Com tanto pioneirismo, Julian ficou conhecido internacionalmente. O WikiLeaks conquistou 36 prêmios internacionais de jornalismo e seu dono uma referência na militância dos direitos humanos. Ao mesmo tempo, tornou-se um dos homens mais procurados do mundo pelos Estados Unidos. Em 2012, o jornalista pediu asilo na embaixada do Equador em Londres. Ficou morando ali durante sete anos até que acabou preso pela polícia londrina. Desde então, Assange está detido na prisão de segurança máxima de Belmarsh, localizada em Thamesmead, sul de Londres. É ali que o ativista permanece trancafiado num confinamento solitário em condições absolutamente atrozes.
O longa-metragem parte do ponto de vista do pai de Assange, John Shipton, e da esposa do ativista, a advogada Stella Moris. Eles contam a trajetória do jornalista e sua luta pela liberdade no filme. O início, seu pioneirismo, seu envolvimento com Stella e sua distância dos dois filhos conduzem a narrativa do documentário. Ithaka funciona como uma boa introdução para conhecer melhor todo o itinerário pessoal e profissional de Julian Assange.
A ideia original do documentário foi do produtor Gabriel Shipton, meio-irmão de Julian. Ele procurou o cineasta Ben Lawrence, que acabou entrando de cabeça no projeto. O realizador explicou que o jornalista está pagando um alto preço por suas ideias. “Nesse tempo em que acompanho de perto sua história, percebi um aumento acentuado no apoio a ele e seu trabalho”, destaca Lawrence. “Eu realmente não acho que haja qualquer pessoa de renome que acredite que sua acusação deva continuar”, prossegue o cineasta. “Milhões de pessoas em todo o mundo estão pedindo ativamente por sua libertação.”
Ithaka- A Luta de Assange não economiza o mínimo detalhe do espectador comum. O documentário aborda questões bastante íntimas do ativista. Existe um medo dos próprios parentes que ele cometa alguma autoflagelação. Sua família sofre de um histórico de suicídio e Assange sofreu um diagnóstico de autismo quando criança. Seus dias em Belmarsh não são nada otimistas. O filme explica que o presídio foi projetado de uma maneira que os presos não vejam a luz solar. Outro assunto recorrente no documentário é o medo por parte dos familiares de Assange de que ele se torne uma espécie de mártir da liberdade.

+ + + + +

#### Instruções do exercício:
• A. Indique se cada afirmação abaixo está de acordo com o texto sobre o documentário Ithaka, respondendo sim ou não e citando literalmente as palavras do texto que decidem a questão. (i) Assange pediu asilo na embaixada do Equador em Londres em 2012. (ii) A ideia original do documentário foi do cineasta Ben Lawrence. (iii) A prisão de Belmarsh fica no norte de Londres.
• B. Por favor, reproduza sem alterações o trecho do texto sobre o documentário Ithaka que começa em "O longa-metragem parte" e termina em "de Julian Assange.", incluindo essas palavras.

#### Conjunto de dados:
+ + + + +

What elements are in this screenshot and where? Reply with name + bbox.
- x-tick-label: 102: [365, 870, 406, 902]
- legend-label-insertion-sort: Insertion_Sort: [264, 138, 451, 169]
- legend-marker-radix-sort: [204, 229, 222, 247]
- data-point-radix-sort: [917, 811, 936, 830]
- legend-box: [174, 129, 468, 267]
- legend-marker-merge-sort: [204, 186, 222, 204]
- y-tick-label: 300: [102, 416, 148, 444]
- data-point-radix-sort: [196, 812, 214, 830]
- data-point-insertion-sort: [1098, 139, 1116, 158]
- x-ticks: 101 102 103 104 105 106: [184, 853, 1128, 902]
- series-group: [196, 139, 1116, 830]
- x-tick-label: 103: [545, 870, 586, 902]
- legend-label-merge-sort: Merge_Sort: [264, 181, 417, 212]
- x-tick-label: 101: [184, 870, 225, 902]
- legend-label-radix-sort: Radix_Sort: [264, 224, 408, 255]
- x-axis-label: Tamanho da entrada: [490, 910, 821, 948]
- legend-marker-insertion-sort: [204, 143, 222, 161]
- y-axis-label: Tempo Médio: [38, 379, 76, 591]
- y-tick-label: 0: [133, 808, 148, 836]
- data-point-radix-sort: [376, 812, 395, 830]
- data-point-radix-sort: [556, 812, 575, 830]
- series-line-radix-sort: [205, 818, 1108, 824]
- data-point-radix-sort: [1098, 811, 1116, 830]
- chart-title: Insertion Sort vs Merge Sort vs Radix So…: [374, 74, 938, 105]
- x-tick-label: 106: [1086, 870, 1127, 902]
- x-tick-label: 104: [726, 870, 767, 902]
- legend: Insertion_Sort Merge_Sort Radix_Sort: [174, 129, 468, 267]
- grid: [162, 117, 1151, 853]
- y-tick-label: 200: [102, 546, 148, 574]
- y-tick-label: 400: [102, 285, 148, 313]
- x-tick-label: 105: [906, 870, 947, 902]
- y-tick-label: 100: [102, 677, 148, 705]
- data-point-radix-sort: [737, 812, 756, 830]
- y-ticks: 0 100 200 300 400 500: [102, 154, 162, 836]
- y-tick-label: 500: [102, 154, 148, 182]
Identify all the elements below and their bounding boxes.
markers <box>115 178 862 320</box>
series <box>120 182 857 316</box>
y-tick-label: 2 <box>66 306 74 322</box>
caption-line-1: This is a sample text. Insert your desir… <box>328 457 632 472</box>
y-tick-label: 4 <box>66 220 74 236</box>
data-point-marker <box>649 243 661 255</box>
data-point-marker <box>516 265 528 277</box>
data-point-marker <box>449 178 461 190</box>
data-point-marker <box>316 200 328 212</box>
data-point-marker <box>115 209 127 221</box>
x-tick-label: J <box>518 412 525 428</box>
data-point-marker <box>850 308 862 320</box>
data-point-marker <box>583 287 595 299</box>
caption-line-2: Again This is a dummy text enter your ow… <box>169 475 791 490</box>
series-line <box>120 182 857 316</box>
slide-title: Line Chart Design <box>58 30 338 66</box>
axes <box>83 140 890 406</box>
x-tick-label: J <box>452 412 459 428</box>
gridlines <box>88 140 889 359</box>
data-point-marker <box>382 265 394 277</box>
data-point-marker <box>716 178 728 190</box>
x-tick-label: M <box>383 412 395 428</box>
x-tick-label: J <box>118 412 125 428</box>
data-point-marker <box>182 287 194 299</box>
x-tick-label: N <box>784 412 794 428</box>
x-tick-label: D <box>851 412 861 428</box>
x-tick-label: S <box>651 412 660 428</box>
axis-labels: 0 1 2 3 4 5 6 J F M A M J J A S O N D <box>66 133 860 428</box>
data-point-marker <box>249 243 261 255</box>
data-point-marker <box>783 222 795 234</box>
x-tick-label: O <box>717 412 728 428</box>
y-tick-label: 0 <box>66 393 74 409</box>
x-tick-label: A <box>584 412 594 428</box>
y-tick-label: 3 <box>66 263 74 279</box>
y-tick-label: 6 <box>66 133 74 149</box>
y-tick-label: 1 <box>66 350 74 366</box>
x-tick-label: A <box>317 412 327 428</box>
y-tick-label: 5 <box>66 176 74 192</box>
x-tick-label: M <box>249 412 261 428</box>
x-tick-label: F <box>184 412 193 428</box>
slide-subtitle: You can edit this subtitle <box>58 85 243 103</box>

+ + + + +

#### Soluções das tarefas:
• A.
(i) Sim: "Em 2012, o jornalista pediu asilo na embaixada do Equador em Londres."
(ii) Não: "A ideia original do documentário foi do produtor Gabriel Shipton, meio-irmão de Julian."
(iii) Não: "localizada em Thamesmead, sul de Londres."

• B.
O longa-metragem parte do ponto de vista do pai de Assange, John Shipton, e da esposa do ativista, a advogada Stella Moris. Eles contam a trajetória do jornalista e sua luta pela liberdade no filme. O início, seu pioneirismo, seu envolvimento com Stella e sua distância dos dois filhos conduzem a narrativa do documentário. Ithaka funciona como uma boa introdução para conhecer melhor todo o itinerário pessoal e profissional de Julian Assange.